[Collected data]
[Start]
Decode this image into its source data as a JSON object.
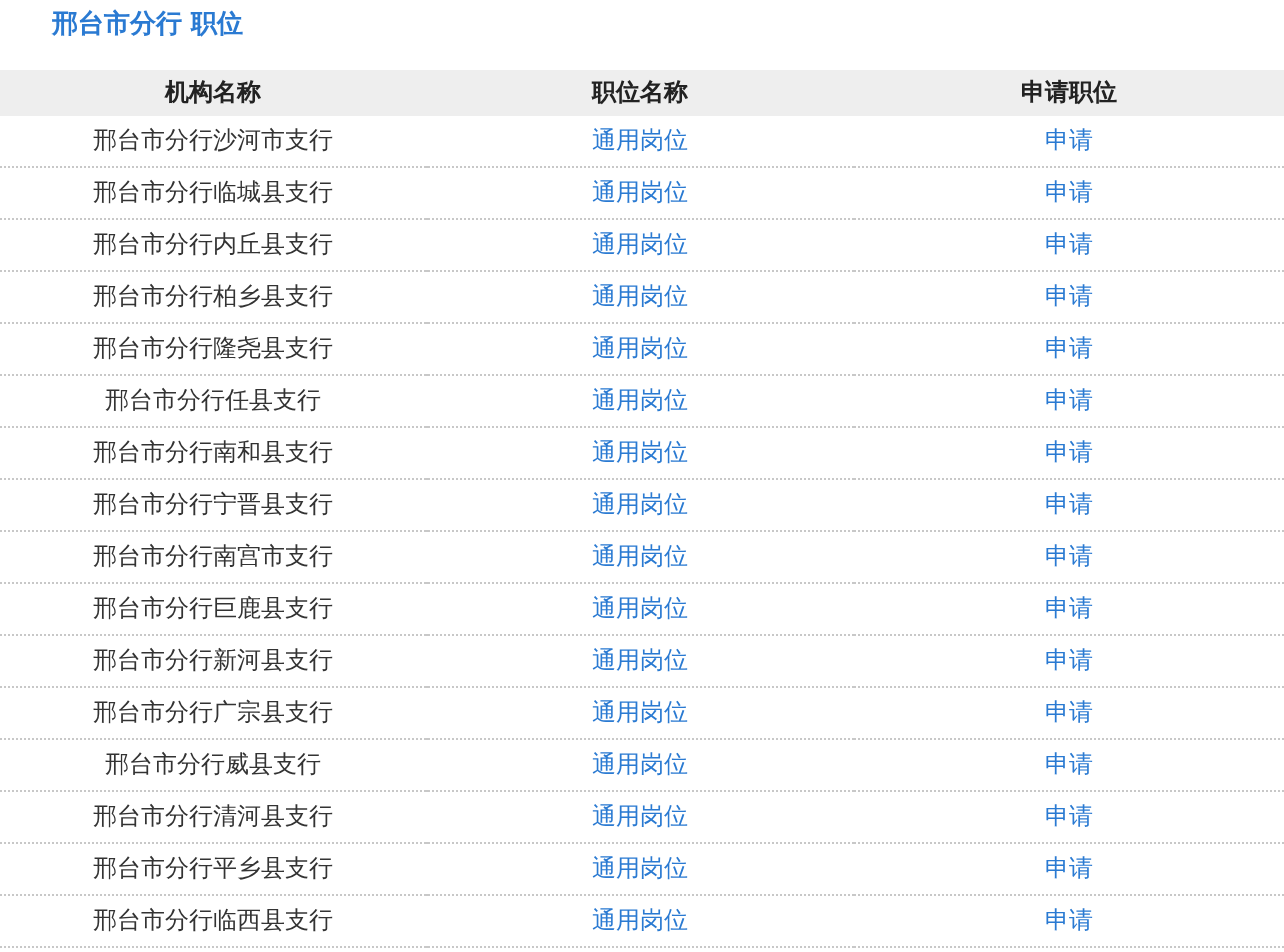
{
  "title": "邢台市分行 职位",
  "table": {
    "columns": [
      "机构名称",
      "职位名称",
      "申请职位"
    ],
    "rows": [
      {
        "org": "邢台市分行沙河市支行",
        "position": "通用岗位",
        "action": "申请"
      },
      {
        "org": "邢台市分行临城县支行",
        "position": "通用岗位",
        "action": "申请"
      },
      {
        "org": "邢台市分行内丘县支行",
        "position": "通用岗位",
        "action": "申请"
      },
      {
        "org": "邢台市分行柏乡县支行",
        "position": "通用岗位",
        "action": "申请"
      },
      {
        "org": "邢台市分行隆尧县支行",
        "position": "通用岗位",
        "action": "申请"
      },
      {
        "org": "邢台市分行任县支行",
        "position": "通用岗位",
        "action": "申请"
      },
      {
        "org": "邢台市分行南和县支行",
        "position": "通用岗位",
        "action": "申请"
      },
      {
        "org": "邢台市分行宁晋县支行",
        "position": "通用岗位",
        "action": "申请"
      },
      {
        "org": "邢台市分行南宫市支行",
        "position": "通用岗位",
        "action": "申请"
      },
      {
        "org": "邢台市分行巨鹿县支行",
        "position": "通用岗位",
        "action": "申请"
      },
      {
        "org": "邢台市分行新河县支行",
        "position": "通用岗位",
        "action": "申请"
      },
      {
        "org": "邢台市分行广宗县支行",
        "position": "通用岗位",
        "action": "申请"
      },
      {
        "org": "邢台市分行威县支行",
        "position": "通用岗位",
        "action": "申请"
      },
      {
        "org": "邢台市分行清河县支行",
        "position": "通用岗位",
        "action": "申请"
      },
      {
        "org": "邢台市分行平乡县支行",
        "position": "通用岗位",
        "action": "申请"
      },
      {
        "org": "邢台市分行临西县支行",
        "position": "通用岗位",
        "action": "申请"
      }
    ]
  }
}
[End]
■ **Work to complete**:
Your task is to reproduce all of the material exactly. The pictures stay out.

■ **Solution**:
Decode this image into its source data as a JSON object.
{
  "title": "邢台市分行 职位",
  "table": {
    "columns": [
      "机构名称",
      "职位名称",
      "申请职位"
    ],
    "rows": [
      {
        "org": "邢台市分行沙河市支行",
        "position": "通用岗位",
        "action": "申请"
      },
      {
        "org": "邢台市分行临城县支行",
        "position": "通用岗位",
        "action": "申请"
      },
      {
        "org": "邢台市分行内丘县支行",
        "position": "通用岗位",
        "action": "申请"
      },
      {
        "org": "邢台市分行柏乡县支行",
        "position": "通用岗位",
        "action": "申请"
      },
      {
        "org": "邢台市分行隆尧县支行",
        "position": "通用岗位",
        "action": "申请"
      },
      {
        "org": "邢台市分行任县支行",
        "position": "通用岗位",
        "action": "申请"
      },
      {
        "org": "邢台市分行南和县支行",
        "position": "通用岗位",
        "action": "申请"
      },
      {
        "org": "邢台市分行宁晋县支行",
        "position": "通用岗位",
        "action": "申请"
      },
      {
        "org": "邢台市分行南宫市支行",
        "position": "通用岗位",
        "action": "申请"
      },
      {
        "org": "邢台市分行巨鹿县支行",
        "position": "通用岗位",
        "action": "申请"
      },
      {
        "org": "邢台市分行新河县支行",
        "position": "通用岗位",
        "action": "申请"
      },
      {
        "org": "邢台市分行广宗县支行",
        "position": "通用岗位",
        "action": "申请"
      },
      {
        "org": "邢台市分行威县支行",
        "position": "通用岗位",
        "action": "申请"
      },
      {
        "org": "邢台市分行清河县支行",
        "position": "通用岗位",
        "action": "申请"
      },
      {
        "org": "邢台市分行平乡县支行",
        "position": "通用岗位",
        "action": "申请"
      },
      {
        "org": "邢台市分行临西县支行",
        "position": "通用岗位",
        "action": "申请"
      }
    ]
  }
}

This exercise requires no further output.